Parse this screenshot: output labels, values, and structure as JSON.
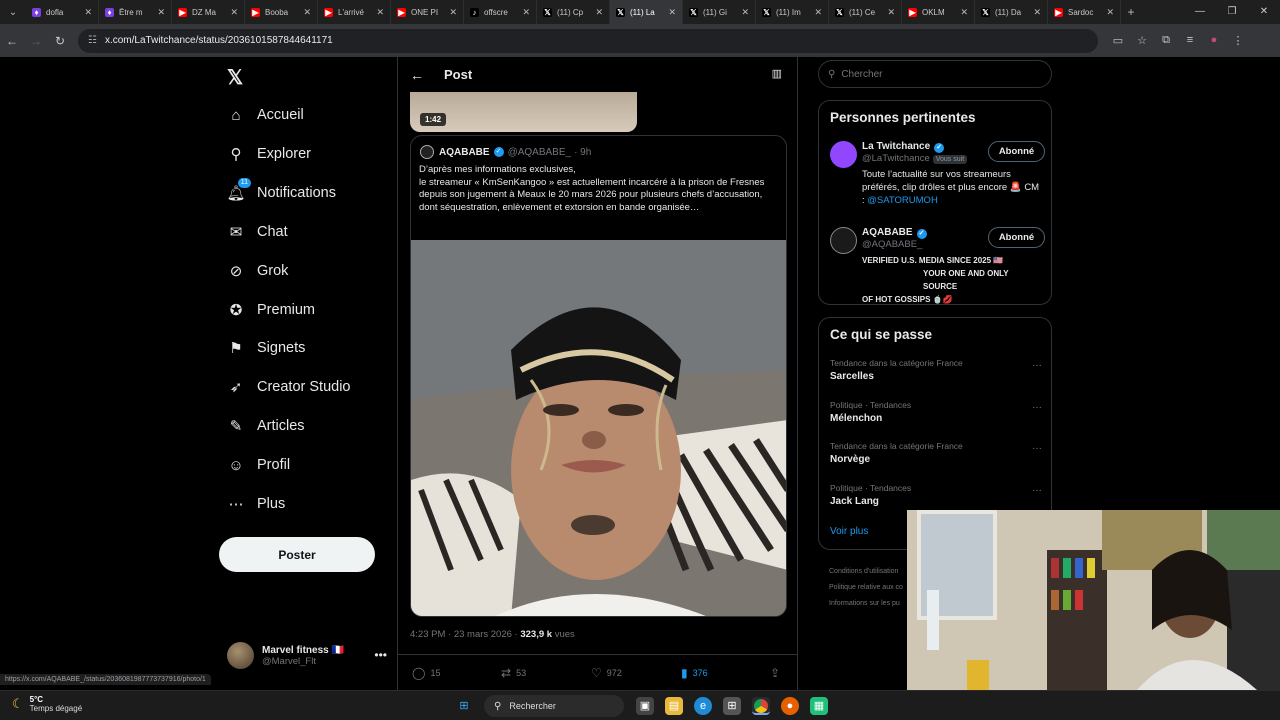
{
  "browser": {
    "tabs": [
      {
        "title": "dofla",
        "color": "#7b3fe4",
        "glyph": "♦"
      },
      {
        "title": "Être m",
        "color": "#7b3fe4",
        "glyph": "♦"
      },
      {
        "title": "DZ Ma",
        "color": "#ff0000",
        "glyph": "▶"
      },
      {
        "title": "Booba",
        "color": "#ff0000",
        "glyph": "▶"
      },
      {
        "title": "L'arrivé",
        "color": "#ff0000",
        "glyph": "▶"
      },
      {
        "title": "ONE PI",
        "color": "#ff0000",
        "glyph": "▶"
      },
      {
        "title": "offscre",
        "color": "#000000",
        "glyph": "♪"
      },
      {
        "title": "(11) Cp",
        "color": "#000000",
        "glyph": "𝕏"
      },
      {
        "title": "(11) La",
        "color": "#000000",
        "glyph": "𝕏"
      },
      {
        "title": "(11) Gi",
        "color": "#000000",
        "glyph": "𝕏"
      },
      {
        "title": "(11) Im",
        "color": "#000000",
        "glyph": "𝕏"
      },
      {
        "title": "(11) Ce",
        "color": "#000000",
        "glyph": "𝕏"
      },
      {
        "title": "OKLM",
        "color": "#ff0000",
        "glyph": "▶"
      },
      {
        "title": "(11) Da",
        "color": "#000000",
        "glyph": "𝕏"
      },
      {
        "title": "Sardoc",
        "color": "#ff0000",
        "glyph": "▶"
      }
    ],
    "active_tab_index": 8,
    "url": "x.com/LaTwitchance/status/2036101587844641171",
    "status_url": "https://x.com/AQABABE_/status/2036081987773737916/photo/1"
  },
  "nav": {
    "logo": "𝕏",
    "items": [
      {
        "label": "Accueil",
        "icon": "⌂",
        "name": "home-icon"
      },
      {
        "label": "Explorer",
        "icon": "⚲",
        "name": "search-icon"
      },
      {
        "label": "Notifications",
        "icon": "🔔︎",
        "name": "bell-icon",
        "badge": "11"
      },
      {
        "label": "Chat",
        "icon": "✉",
        "name": "mail-icon"
      },
      {
        "label": "Grok",
        "icon": "⊘",
        "name": "grok-icon"
      },
      {
        "label": "Premium",
        "icon": "✪",
        "name": "premium-icon"
      },
      {
        "label": "Signets",
        "icon": "⚑",
        "name": "bookmark-icon"
      },
      {
        "label": "Creator Studio",
        "icon": "➶",
        "name": "rocket-icon"
      },
      {
        "label": "Articles",
        "icon": "✎",
        "name": "articles-icon"
      },
      {
        "label": "Profil",
        "icon": "☺",
        "name": "profile-icon"
      },
      {
        "label": "Plus",
        "icon": "⋯",
        "name": "more-icon"
      }
    ],
    "post_button": "Poster",
    "account": {
      "name": "Marvel fitness 🇫🇷",
      "handle": "@Marvel_Flt"
    }
  },
  "main": {
    "header_title": "Post",
    "prev_duration": "1:42",
    "quote": {
      "name": "AQABABE",
      "handle": "@AQABABE_",
      "time": "· 9h",
      "text": "D’après mes informations exclusives,\nle streameur « KmSenKangoo » est actuellement incarcéré à la prison de Fresnes depuis son jugement à Meaux le 20 mars 2026 pour plusieurs chefs d’accusation, dont séquestration, enlèvement et extorsion en bande organisée…"
    },
    "timestamp": "4:23 PM · 23 mars 2026 ·",
    "views_count": "323,9 k",
    "views_label": "vues",
    "actions": {
      "replies": "15",
      "reposts": "53",
      "likes": "972",
      "bookmarks": "376"
    }
  },
  "right": {
    "search_placeholder": "Chercher",
    "people_title": "Personnes pertinentes",
    "people": [
      {
        "name": "La Twitchance",
        "handle": "@LaTwitchance",
        "follows_you": "Vous suit",
        "bio": "Toute l’actualité sur vos streameurs préférés, clip drôles et plus encore 🚨 CM : ",
        "bio_link": "@SATORUMOH",
        "button": "Abonné"
      },
      {
        "name": "AQABABE",
        "handle": "@AQABABE_",
        "bio_line1": "VERIFIED U.S. MEDIA SINCE 2025 🇺🇸",
        "bio_line2": "YOUR ONE AND ONLY SOURCE",
        "bio_line3": "OF HOT GOSSIPS 🍵💋",
        "button": "Abonné"
      }
    ],
    "trends_title": "Ce qui se passe",
    "trends": [
      {
        "category": "Tendance dans la catégorie France",
        "name": "Sarcelles"
      },
      {
        "category": "Politique · Tendances",
        "name": "Mélenchon"
      },
      {
        "category": "Tendance dans la catégorie France",
        "name": "Norvège"
      },
      {
        "category": "Politique · Tendances",
        "name": "Jack Lang"
      }
    ],
    "show_more": "Voir plus",
    "footer": [
      "Conditions d'utilisation",
      "Politique relative aux co",
      "Informations sur les pu"
    ]
  },
  "taskbar": {
    "weather_temp": "5°C",
    "weather_desc": "Temps dégagé",
    "search_label": "Rechercher"
  }
}
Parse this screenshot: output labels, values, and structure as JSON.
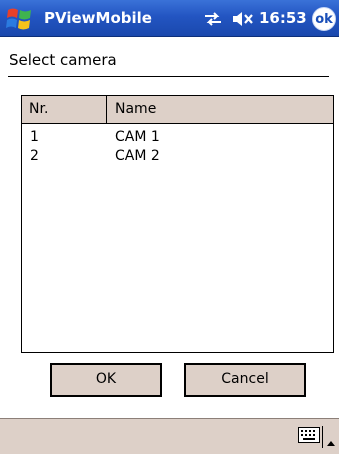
{
  "titlebar": {
    "app_title": "PViewMobile",
    "clock": "16:53",
    "ok_label": "ok",
    "start_icon": "windows-flag-icon",
    "connectivity_icon": "connectivity-icon",
    "volume_icon": "volume-muted-icon"
  },
  "main": {
    "heading": "Select camera",
    "list": {
      "columns": [
        "Nr.",
        "Name"
      ],
      "rows": [
        {
          "nr": "1",
          "name": "CAM 1"
        },
        {
          "nr": "2",
          "name": "CAM 2"
        }
      ]
    },
    "buttons": {
      "ok": "OK",
      "cancel": "Cancel"
    }
  },
  "bottombar": {
    "keyboard_icon": "keyboard-icon",
    "sip_arrow_icon": "up-arrow-icon"
  },
  "colors": {
    "title_bar": "#2355c2",
    "panel_beige": "#ddd0c8"
  }
}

•••••

Copy every record above exactly, leaving out any pictures.

_Exercise answer_
Parse this screenshot: output labels, values, and structure as JSON.
{
  "browser": {
    "tabs": [
      {
        "title": "dofla",
        "color": "#7b3fe4",
        "glyph": "♦"
      },
      {
        "title": "Être m",
        "color": "#7b3fe4",
        "glyph": "♦"
      },
      {
        "title": "DZ Ma",
        "color": "#ff0000",
        "glyph": "▶"
      },
      {
        "title": "Booba",
        "color": "#ff0000",
        "glyph": "▶"
      },
      {
        "title": "L'arrivé",
        "color": "#ff0000",
        "glyph": "▶"
      },
      {
        "title": "ONE PI",
        "color": "#ff0000",
        "glyph": "▶"
      },
      {
        "title": "offscre",
        "color": "#000000",
        "glyph": "♪"
      },
      {
        "title": "(11) Cp",
        "color": "#000000",
        "glyph": "𝕏"
      },
      {
        "title": "(11) La",
        "color": "#000000",
        "glyph": "𝕏"
      },
      {
        "title": "(11) Gi",
        "color": "#000000",
        "glyph": "𝕏"
      },
      {
        "title": "(11) Im",
        "color": "#000000",
        "glyph": "𝕏"
      },
      {
        "title": "(11) Ce",
        "color": "#000000",
        "glyph": "𝕏"
      },
      {
        "title": "OKLM",
        "color": "#ff0000",
        "glyph": "▶"
      },
      {
        "title": "(11) Da",
        "color": "#000000",
        "glyph": "𝕏"
      },
      {
        "title": "Sardoc",
        "color": "#ff0000",
        "glyph": "▶"
      }
    ],
    "active_tab_index": 8,
    "url": "x.com/LaTwitchance/status/2036101587844641171",
    "status_url": "https://x.com/AQABABE_/status/2036081987773737916/photo/1"
  },
  "nav": {
    "logo": "𝕏",
    "items": [
      {
        "label": "Accueil",
        "icon": "⌂",
        "name": "home-icon"
      },
      {
        "label": "Explorer",
        "icon": "⚲",
        "name": "search-icon"
      },
      {
        "label": "Notifications",
        "icon": "🔔︎",
        "name": "bell-icon",
        "badge": "11"
      },
      {
        "label": "Chat",
        "icon": "✉",
        "name": "mail-icon"
      },
      {
        "label": "Grok",
        "icon": "⊘",
        "name": "grok-icon"
      },
      {
        "label": "Premium",
        "icon": "✪",
        "name": "premium-icon"
      },
      {
        "label": "Signets",
        "icon": "⚑",
        "name": "bookmark-icon"
      },
      {
        "label": "Creator Studio",
        "icon": "➶",
        "name": "rocket-icon"
      },
      {
        "label": "Articles",
        "icon": "✎",
        "name": "articles-icon"
      },
      {
        "label": "Profil",
        "icon": "☺",
        "name": "profile-icon"
      },
      {
        "label": "Plus",
        "icon": "⋯",
        "name": "more-icon"
      }
    ],
    "post_button": "Poster",
    "account": {
      "name": "Marvel fitness 🇫🇷",
      "handle": "@Marvel_Flt"
    }
  },
  "main": {
    "header_title": "Post",
    "prev_duration": "1:42",
    "quote": {
      "name": "AQABABE",
      "handle": "@AQABABE_",
      "time": "· 9h",
      "text": "D’après mes informations exclusives,\nle streameur « KmSenKangoo » est actuellement incarcéré à la prison de Fresnes depuis son jugement à Meaux le 20 mars 2026 pour plusieurs chefs d’accusation, dont séquestration, enlèvement et extorsion en bande organisée…"
    },
    "timestamp": "4:23 PM · 23 mars 2026 ·",
    "views_count": "323,9 k",
    "views_label": "vues",
    "actions": {
      "replies": "15",
      "reposts": "53",
      "likes": "972",
      "bookmarks": "376"
    }
  },
  "right": {
    "search_placeholder": "Chercher",
    "people_title": "Personnes pertinentes",
    "people": [
      {
        "name": "La Twitchance",
        "handle": "@LaTwitchance",
        "follows_you": "Vous suit",
        "bio": "Toute l’actualité sur vos streameurs préférés, clip drôles et plus encore 🚨 CM : ",
        "bio_link": "@SATORUMOH",
        "button": "Abonné"
      },
      {
        "name": "AQABABE",
        "handle": "@AQABABE_",
        "bio_line1": "VERIFIED U.S. MEDIA SINCE 2025 🇺🇸",
        "bio_line2": "YOUR ONE AND ONLY SOURCE",
        "bio_line3": "OF HOT GOSSIPS 🍵💋",
        "button": "Abonné"
      }
    ],
    "trends_title": "Ce qui se passe",
    "trends": [
      {
        "category": "Tendance dans la catégorie France",
        "name": "Sarcelles"
      },
      {
        "category": "Politique · Tendances",
        "name": "Mélenchon"
      },
      {
        "category": "Tendance dans la catégorie France",
        "name": "Norvège"
      },
      {
        "category": "Politique · Tendances",
        "name": "Jack Lang"
      }
    ],
    "show_more": "Voir plus",
    "footer": [
      "Conditions d'utilisation",
      "Politique relative aux co",
      "Informations sur les pu"
    ]
  },
  "taskbar": {
    "weather_temp": "5°C",
    "weather_desc": "Temps dégagé",
    "search_label": "Rechercher"
  }
}
Parse this screenshot: output labels, values, and structure as JSON.
{
  "titlebar": {
    "app_title": "PViewMobile",
    "clock": "16:53",
    "ok_label": "ok",
    "start_icon": "windows-flag-icon",
    "connectivity_icon": "connectivity-icon",
    "volume_icon": "volume-muted-icon"
  },
  "main": {
    "heading": "Select camera",
    "list": {
      "columns": [
        "Nr.",
        "Name"
      ],
      "rows": [
        {
          "nr": "1",
          "name": "CAM 1"
        },
        {
          "nr": "2",
          "name": "CAM 2"
        }
      ]
    },
    "buttons": {
      "ok": "OK",
      "cancel": "Cancel"
    }
  },
  "bottombar": {
    "keyboard_icon": "keyboard-icon",
    "sip_arrow_icon": "up-arrow-icon"
  },
  "colors": {
    "title_bar": "#2355c2",
    "panel_beige": "#ddd0c8"
  }
}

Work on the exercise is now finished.